■ **WHAT YOU NEED TO DO**: Track down the lines that contain "name" and copy them.
· · ·
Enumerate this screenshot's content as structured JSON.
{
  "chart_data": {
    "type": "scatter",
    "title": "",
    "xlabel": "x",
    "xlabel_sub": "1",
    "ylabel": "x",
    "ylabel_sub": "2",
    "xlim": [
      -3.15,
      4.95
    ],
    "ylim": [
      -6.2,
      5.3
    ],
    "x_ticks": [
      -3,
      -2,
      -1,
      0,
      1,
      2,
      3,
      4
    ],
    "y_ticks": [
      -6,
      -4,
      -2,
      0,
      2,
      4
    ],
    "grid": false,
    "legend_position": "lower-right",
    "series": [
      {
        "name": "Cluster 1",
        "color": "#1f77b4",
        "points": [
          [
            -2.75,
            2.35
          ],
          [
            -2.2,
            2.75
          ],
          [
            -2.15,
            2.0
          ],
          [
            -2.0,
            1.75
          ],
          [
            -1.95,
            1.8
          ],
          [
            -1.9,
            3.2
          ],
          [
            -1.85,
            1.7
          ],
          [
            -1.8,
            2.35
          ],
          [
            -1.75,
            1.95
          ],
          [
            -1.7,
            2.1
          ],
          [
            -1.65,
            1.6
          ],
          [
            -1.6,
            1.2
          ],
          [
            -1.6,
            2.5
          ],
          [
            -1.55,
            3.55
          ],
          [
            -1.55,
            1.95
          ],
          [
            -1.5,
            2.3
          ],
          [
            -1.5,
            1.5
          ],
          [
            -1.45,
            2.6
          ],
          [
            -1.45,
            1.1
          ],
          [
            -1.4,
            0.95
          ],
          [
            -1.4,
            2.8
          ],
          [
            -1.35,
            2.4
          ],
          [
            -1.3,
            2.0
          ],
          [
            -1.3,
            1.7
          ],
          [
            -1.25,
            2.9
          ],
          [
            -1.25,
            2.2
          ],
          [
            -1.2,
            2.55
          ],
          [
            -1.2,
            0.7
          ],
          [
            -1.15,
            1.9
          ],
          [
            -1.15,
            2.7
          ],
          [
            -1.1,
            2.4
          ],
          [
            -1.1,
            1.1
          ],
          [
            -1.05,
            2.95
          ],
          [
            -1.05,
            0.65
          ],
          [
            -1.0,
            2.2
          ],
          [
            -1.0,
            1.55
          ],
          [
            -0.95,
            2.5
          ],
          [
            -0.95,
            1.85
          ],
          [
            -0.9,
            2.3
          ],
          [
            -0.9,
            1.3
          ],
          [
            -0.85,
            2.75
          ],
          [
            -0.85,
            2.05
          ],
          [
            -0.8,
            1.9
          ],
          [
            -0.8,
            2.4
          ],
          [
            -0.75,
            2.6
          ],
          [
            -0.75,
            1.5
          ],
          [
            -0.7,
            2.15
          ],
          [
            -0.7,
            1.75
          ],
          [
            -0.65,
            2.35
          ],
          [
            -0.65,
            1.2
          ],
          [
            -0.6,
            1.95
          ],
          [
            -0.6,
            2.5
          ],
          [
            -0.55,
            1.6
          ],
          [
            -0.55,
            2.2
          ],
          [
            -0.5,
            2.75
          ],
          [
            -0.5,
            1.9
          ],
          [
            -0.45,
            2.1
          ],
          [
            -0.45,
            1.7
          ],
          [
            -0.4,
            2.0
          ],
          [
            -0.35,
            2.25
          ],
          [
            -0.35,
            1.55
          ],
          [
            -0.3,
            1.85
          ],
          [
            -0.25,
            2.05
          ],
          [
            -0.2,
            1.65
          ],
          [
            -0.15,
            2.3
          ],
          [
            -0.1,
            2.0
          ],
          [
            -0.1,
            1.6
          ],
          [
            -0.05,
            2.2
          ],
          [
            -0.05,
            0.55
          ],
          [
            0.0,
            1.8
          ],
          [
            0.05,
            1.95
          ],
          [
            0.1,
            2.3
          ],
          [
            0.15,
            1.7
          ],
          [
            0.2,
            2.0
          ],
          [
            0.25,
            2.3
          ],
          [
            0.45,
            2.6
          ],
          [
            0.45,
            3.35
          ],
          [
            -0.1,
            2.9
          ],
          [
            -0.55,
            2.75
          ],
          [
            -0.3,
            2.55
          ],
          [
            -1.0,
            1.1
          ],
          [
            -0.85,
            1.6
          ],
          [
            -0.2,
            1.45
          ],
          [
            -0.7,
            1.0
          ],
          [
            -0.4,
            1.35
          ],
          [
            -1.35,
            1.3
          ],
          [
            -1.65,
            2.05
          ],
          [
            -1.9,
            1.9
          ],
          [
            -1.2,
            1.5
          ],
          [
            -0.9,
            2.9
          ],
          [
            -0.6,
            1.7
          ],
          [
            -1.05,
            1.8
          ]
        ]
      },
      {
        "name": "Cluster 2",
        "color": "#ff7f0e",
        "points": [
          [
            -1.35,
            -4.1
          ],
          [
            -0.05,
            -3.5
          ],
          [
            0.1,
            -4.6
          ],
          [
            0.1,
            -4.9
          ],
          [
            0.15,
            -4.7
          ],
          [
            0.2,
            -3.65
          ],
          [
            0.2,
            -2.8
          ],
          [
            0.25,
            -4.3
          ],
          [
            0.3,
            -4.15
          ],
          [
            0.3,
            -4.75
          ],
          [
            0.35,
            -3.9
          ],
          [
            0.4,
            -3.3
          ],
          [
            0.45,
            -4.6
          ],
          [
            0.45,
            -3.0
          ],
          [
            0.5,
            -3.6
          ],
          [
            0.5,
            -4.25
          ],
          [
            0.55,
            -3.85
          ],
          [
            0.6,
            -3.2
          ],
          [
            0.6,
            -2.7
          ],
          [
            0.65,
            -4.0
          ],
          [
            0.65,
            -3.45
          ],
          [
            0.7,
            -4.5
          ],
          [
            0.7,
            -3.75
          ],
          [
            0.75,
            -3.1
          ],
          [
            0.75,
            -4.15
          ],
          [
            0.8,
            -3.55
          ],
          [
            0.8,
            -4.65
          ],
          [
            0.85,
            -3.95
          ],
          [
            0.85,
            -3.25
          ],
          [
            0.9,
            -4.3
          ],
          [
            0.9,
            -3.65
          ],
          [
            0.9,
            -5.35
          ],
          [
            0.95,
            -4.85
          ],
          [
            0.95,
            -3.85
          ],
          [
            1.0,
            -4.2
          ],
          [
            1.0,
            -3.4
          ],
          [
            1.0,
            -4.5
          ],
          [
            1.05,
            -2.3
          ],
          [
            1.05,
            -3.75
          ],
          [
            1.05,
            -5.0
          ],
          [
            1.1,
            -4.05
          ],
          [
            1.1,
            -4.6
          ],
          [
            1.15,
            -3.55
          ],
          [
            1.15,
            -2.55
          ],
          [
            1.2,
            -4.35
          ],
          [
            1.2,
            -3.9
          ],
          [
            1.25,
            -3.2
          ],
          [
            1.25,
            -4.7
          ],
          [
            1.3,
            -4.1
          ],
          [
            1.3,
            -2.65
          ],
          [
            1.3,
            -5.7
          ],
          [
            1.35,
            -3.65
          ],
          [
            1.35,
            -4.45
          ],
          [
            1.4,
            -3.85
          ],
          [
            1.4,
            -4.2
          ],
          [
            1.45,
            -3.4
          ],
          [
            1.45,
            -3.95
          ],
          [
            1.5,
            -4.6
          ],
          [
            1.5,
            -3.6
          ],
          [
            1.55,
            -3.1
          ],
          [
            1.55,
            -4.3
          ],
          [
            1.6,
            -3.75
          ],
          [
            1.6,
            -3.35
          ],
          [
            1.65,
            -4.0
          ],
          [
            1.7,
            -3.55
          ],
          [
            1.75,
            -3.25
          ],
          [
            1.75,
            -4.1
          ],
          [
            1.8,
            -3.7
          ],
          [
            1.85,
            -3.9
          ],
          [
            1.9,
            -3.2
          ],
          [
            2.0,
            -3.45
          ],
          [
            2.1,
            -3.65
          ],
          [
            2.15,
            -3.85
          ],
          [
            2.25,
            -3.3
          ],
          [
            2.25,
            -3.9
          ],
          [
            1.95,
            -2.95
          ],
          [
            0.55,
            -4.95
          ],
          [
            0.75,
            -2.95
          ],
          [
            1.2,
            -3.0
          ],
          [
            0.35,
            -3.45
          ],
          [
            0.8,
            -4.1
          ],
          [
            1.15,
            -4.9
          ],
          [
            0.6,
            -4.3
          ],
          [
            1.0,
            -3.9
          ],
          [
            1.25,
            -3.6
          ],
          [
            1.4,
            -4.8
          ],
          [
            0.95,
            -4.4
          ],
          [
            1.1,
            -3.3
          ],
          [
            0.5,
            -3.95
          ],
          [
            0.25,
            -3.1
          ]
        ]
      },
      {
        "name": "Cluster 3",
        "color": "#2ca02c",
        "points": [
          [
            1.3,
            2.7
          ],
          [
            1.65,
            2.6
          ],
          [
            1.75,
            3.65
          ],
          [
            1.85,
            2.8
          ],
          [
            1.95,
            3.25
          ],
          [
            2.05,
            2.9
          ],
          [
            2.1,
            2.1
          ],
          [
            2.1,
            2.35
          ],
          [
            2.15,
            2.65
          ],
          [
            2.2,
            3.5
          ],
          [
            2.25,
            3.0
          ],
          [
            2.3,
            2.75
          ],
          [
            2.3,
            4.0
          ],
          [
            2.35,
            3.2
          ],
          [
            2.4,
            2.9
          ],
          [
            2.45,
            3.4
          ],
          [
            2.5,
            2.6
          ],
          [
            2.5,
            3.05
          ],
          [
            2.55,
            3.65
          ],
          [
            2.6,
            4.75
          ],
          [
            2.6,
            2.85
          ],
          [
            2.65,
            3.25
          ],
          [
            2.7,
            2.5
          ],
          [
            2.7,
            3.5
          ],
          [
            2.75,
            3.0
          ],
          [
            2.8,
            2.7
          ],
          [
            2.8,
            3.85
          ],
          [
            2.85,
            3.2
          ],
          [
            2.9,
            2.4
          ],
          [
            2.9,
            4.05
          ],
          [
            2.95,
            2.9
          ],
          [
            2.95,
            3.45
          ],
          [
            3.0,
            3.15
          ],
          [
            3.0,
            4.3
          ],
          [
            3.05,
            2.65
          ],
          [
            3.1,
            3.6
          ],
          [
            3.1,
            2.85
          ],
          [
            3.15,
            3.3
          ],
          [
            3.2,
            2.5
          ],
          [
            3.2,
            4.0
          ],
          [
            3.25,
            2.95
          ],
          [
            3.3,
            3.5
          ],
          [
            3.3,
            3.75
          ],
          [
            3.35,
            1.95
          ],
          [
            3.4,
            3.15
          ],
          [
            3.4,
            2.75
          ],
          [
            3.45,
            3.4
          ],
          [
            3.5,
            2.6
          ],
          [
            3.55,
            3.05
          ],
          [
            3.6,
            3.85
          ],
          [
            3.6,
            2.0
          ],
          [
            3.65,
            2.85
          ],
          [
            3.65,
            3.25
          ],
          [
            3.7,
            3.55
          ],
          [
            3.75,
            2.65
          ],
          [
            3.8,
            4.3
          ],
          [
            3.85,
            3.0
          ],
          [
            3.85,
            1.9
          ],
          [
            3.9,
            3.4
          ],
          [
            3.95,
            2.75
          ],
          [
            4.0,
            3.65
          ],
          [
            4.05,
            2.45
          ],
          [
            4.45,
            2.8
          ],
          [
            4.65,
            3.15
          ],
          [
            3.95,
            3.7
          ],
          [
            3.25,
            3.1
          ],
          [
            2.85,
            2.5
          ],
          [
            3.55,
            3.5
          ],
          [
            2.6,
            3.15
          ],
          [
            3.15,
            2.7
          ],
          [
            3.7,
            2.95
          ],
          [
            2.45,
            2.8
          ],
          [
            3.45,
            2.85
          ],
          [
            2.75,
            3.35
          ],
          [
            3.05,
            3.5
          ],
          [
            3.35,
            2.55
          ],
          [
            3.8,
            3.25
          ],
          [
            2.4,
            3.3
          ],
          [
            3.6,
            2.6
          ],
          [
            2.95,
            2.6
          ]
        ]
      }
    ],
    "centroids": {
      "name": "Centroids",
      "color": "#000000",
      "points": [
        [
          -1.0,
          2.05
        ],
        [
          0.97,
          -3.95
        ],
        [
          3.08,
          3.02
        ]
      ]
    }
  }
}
· · ·
■ **COMPLETE RESPONSE**:
        "name": "Cluster 1",
        "name": "Cluster 2",
        "name": "Cluster 3",
      "name": "Centroids",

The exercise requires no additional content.